** BEGIN RECORDS FOR THE TASK **

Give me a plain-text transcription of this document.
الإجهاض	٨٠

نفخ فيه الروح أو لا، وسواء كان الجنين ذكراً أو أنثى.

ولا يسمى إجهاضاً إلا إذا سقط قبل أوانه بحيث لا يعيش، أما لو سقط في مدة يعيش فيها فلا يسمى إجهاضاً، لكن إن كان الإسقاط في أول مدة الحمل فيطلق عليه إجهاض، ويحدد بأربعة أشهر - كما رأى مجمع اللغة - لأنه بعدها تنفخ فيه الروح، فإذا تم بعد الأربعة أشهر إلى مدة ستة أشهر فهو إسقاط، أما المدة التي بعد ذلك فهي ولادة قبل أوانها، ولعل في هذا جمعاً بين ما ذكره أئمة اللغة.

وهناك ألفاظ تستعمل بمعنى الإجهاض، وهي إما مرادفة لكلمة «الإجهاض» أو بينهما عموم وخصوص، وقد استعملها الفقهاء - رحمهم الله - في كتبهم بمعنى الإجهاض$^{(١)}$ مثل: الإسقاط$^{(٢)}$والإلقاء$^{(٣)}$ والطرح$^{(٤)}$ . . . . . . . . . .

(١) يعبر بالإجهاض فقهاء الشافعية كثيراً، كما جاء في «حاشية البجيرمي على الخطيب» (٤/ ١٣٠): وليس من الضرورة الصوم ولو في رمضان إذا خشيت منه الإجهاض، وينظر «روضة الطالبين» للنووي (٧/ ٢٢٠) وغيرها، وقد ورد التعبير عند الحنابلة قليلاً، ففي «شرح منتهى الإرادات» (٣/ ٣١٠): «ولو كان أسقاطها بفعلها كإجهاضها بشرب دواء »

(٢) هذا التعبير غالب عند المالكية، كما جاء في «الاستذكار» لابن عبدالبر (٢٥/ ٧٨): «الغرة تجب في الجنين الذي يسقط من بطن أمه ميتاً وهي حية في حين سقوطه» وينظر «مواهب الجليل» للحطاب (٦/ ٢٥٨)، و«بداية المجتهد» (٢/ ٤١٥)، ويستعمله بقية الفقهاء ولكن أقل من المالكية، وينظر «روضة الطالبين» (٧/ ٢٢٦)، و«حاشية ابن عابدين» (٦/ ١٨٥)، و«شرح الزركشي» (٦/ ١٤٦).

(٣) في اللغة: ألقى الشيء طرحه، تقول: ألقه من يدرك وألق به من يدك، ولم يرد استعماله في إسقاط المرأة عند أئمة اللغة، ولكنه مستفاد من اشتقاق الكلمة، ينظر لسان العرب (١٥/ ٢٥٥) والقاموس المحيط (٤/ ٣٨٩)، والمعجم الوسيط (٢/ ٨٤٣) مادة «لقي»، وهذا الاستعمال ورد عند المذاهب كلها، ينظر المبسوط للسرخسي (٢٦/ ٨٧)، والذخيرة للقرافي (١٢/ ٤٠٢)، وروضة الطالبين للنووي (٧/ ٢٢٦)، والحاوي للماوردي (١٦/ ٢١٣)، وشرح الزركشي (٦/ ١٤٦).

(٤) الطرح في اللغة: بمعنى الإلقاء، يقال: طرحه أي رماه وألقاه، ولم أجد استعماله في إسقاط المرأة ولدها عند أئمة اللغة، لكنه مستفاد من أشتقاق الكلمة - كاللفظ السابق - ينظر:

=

** END RECORDS FOR THE TASK **

(STATED PROBLEM): Would you reproduce the material above in full, exactly as given?

(ANSWER BELOW):
Give me a plain-text transcription of this document.
الإجهاض	٨٠

نفخ فيه الروح أو لا، وسواء كان الجنين ذكراً أو أنثى.

ولا يسمى إجهاضاً إلا إذا سقط قبل أوانه بحيث لا يعيش، أما لو سقط في مدة يعيش فيها فلا يسمى إجهاضاً، لكن إن كان الإسقاط في أول مدة الحمل فيطلق عليه إجهاض، ويحدد بأربعة أشهر - كما رأى مجمع اللغة - لأنه بعدها تنفخ فيه الروح، فإذا تم بعد الأربعة أشهر إلى مدة ستة أشهر فهو إسقاط، أما المدة التي بعد ذلك فهي ولادة قبل أوانها، ولعل في هذا جمعاً بين ما ذكره أئمة اللغة.

وهناك ألفاظ تستعمل بمعنى الإجهاض، وهي إما مرادفة لكلمة «الإجهاض» أو بينهما عموم وخصوص، وقد استعملها الفقهاء - رحمهم الله - في كتبهم بمعنى الإجهاض$^{(١)}$ مثل: الإسقاط$^{(٢)}$والإلقاء$^{(٣)}$ والطرح$^{(٤)}$ . . . . . . . . . .

(١) يعبر بالإجهاض فقهاء الشافعية كثيراً، كما جاء في «حاشية البجيرمي على الخطيب» (٤/ ١٣٠): وليس من الضرورة الصوم ولو في رمضان إذا خشيت منه الإجهاض، وينظر «روضة الطالبين» للنووي (٧/ ٢٢٠) وغيرها، وقد ورد التعبير عند الحنابلة قليلاً، ففي «شرح منتهى الإرادات» (٣/ ٣١٠): «ولو كان أسقاطها بفعلها كإجهاضها بشرب دواء »

(٢) هذا التعبير غالب عند المالكية، كما جاء في «الاستذكار» لابن عبدالبر (٢٥/ ٧٨): «الغرة تجب في الجنين الذي يسقط من بطن أمه ميتاً وهي حية في حين سقوطه» وينظر «مواهب الجليل» للحطاب (٦/ ٢٥٨)، و«بداية المجتهد» (٢/ ٤١٥)، ويستعمله بقية الفقهاء ولكن أقل من المالكية، وينظر «روضة الطالبين» (٧/ ٢٢٦)، و«حاشية ابن عابدين» (٦/ ١٨٥)، و«شرح الزركشي» (٦/ ١٤٦).

(٣) في اللغة: ألقى الشيء طرحه، تقول: ألقه من يدرك وألق به من يدك، ولم يرد استعماله في إسقاط المرأة عند أئمة اللغة، ولكنه مستفاد من اشتقاق الكلمة، ينظر لسان العرب (١٥/ ٢٥٥) والقاموس المحيط (٤/ ٣٨٩)، والمعجم الوسيط (٢/ ٨٤٣) مادة «لقي»، وهذا الاستعمال ورد عند المذاهب كلها، ينظر المبسوط للسرخسي (٢٦/ ٨٧)، والذخيرة للقرافي (١٢/ ٤٠٢)، وروضة الطالبين للنووي (٧/ ٢٢٦)، والحاوي للماوردي (١٦/ ٢١٣)، وشرح الزركشي (٦/ ١٤٦).

(٤) الطرح في اللغة: بمعنى الإلقاء، يقال: طرحه أي رماه وألقاه، ولم أجد استعماله في إسقاط المرأة ولدها عند أئمة اللغة، لكنه مستفاد من أشتقاق الكلمة - كاللفظ السابق - ينظر:

=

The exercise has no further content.